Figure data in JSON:
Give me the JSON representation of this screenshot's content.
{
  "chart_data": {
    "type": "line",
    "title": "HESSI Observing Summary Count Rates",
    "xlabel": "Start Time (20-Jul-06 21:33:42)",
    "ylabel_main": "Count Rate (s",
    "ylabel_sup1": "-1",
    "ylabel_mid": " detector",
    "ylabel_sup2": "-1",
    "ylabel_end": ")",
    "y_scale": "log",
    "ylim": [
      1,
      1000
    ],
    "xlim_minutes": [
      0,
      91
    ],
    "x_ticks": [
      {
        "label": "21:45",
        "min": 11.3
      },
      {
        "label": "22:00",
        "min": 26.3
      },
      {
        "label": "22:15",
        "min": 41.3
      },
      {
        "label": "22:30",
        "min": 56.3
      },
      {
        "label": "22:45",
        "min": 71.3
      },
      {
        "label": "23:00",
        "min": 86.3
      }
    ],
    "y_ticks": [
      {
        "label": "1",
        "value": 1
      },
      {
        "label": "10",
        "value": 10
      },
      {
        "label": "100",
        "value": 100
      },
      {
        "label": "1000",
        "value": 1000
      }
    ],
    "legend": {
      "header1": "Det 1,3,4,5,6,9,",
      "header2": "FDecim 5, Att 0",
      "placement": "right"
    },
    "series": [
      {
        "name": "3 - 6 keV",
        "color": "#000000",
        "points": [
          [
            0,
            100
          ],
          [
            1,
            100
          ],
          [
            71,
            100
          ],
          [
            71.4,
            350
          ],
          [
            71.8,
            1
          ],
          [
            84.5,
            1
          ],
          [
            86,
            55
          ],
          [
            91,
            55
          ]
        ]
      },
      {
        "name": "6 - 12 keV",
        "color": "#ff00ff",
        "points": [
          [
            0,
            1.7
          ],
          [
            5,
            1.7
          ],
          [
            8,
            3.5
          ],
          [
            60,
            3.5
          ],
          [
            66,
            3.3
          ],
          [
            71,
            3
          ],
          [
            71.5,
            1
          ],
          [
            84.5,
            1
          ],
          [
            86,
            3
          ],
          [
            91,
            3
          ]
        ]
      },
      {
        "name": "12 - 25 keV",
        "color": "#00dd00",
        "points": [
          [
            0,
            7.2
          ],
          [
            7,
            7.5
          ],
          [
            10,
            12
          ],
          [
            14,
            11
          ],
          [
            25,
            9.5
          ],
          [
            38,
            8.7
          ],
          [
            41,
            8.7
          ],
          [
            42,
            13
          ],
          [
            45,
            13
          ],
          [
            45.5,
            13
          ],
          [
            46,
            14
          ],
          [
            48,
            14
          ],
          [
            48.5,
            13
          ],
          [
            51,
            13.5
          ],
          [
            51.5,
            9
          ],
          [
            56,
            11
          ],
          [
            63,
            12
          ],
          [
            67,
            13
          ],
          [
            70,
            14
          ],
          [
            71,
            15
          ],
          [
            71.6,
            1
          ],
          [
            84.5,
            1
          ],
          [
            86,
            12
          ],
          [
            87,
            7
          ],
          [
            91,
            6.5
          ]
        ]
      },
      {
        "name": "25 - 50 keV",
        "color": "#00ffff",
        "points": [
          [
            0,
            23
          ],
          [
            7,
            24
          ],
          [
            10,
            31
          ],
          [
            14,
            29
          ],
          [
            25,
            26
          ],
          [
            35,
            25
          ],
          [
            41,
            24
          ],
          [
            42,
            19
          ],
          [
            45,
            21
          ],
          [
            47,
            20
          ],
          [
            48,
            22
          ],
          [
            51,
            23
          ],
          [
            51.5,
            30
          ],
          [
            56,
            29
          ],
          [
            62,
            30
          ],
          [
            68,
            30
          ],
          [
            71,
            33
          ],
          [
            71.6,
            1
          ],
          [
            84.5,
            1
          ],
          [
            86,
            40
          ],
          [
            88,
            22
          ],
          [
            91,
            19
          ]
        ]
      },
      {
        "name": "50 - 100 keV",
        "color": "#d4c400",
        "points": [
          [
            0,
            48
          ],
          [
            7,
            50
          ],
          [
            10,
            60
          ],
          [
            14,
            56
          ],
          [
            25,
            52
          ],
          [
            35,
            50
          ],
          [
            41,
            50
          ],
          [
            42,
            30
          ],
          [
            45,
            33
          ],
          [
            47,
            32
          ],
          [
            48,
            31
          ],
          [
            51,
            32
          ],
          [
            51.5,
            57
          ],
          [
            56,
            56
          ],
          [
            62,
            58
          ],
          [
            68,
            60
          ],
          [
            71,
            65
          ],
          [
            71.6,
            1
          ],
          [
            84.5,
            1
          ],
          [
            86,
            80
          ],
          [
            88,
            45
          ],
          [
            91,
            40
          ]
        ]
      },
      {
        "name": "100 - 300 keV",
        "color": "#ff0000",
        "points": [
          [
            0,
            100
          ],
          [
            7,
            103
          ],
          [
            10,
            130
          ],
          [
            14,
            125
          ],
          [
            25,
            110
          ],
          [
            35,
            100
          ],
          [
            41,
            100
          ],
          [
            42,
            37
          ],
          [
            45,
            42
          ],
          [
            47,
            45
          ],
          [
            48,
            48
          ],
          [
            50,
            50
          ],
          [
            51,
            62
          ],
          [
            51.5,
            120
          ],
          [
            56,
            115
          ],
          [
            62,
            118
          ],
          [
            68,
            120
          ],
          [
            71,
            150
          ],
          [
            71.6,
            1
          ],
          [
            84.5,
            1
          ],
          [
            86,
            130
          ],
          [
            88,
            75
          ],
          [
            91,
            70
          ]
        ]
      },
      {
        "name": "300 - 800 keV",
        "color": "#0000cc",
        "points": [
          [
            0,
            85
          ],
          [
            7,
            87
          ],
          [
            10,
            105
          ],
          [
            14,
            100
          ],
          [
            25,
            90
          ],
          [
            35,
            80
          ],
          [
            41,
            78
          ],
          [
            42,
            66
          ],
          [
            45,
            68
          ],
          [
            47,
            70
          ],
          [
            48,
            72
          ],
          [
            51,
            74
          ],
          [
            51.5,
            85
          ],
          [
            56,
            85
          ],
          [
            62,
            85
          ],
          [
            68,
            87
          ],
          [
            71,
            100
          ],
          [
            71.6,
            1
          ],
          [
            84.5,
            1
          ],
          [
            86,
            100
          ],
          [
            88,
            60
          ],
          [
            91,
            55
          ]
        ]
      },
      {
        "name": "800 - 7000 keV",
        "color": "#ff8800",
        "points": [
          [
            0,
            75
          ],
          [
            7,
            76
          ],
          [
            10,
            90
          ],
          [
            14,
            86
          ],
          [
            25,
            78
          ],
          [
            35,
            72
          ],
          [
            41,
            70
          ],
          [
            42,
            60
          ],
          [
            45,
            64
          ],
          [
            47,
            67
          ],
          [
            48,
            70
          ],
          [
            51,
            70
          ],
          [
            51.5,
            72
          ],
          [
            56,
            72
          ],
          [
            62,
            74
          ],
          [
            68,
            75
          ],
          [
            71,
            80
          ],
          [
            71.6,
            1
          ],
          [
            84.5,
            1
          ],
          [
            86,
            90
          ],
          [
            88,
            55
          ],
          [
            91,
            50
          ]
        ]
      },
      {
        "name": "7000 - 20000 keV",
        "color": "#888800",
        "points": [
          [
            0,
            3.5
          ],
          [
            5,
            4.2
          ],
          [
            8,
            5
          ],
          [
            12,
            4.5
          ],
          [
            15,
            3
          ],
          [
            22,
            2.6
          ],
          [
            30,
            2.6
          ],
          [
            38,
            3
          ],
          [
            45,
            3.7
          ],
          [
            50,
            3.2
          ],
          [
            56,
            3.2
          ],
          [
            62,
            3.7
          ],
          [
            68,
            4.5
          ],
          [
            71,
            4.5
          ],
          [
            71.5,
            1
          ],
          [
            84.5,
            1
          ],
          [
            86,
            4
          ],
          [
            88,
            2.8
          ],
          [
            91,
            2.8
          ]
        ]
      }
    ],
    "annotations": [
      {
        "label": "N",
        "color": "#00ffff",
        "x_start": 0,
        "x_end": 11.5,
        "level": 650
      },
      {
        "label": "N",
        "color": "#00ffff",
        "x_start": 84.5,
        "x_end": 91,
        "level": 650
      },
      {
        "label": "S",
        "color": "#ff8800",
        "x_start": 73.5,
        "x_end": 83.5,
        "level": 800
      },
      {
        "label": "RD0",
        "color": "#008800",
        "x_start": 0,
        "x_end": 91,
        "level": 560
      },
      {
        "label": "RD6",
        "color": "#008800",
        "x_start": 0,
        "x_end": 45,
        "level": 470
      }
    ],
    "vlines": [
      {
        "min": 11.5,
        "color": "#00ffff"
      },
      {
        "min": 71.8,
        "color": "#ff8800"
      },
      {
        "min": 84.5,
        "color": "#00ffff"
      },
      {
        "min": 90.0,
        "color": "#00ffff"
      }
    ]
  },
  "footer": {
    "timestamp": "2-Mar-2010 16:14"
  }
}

EXERCISE AIM: How many lines in the listing above contain "Count"? Answer with the number alone.

FINISHED TASK: 2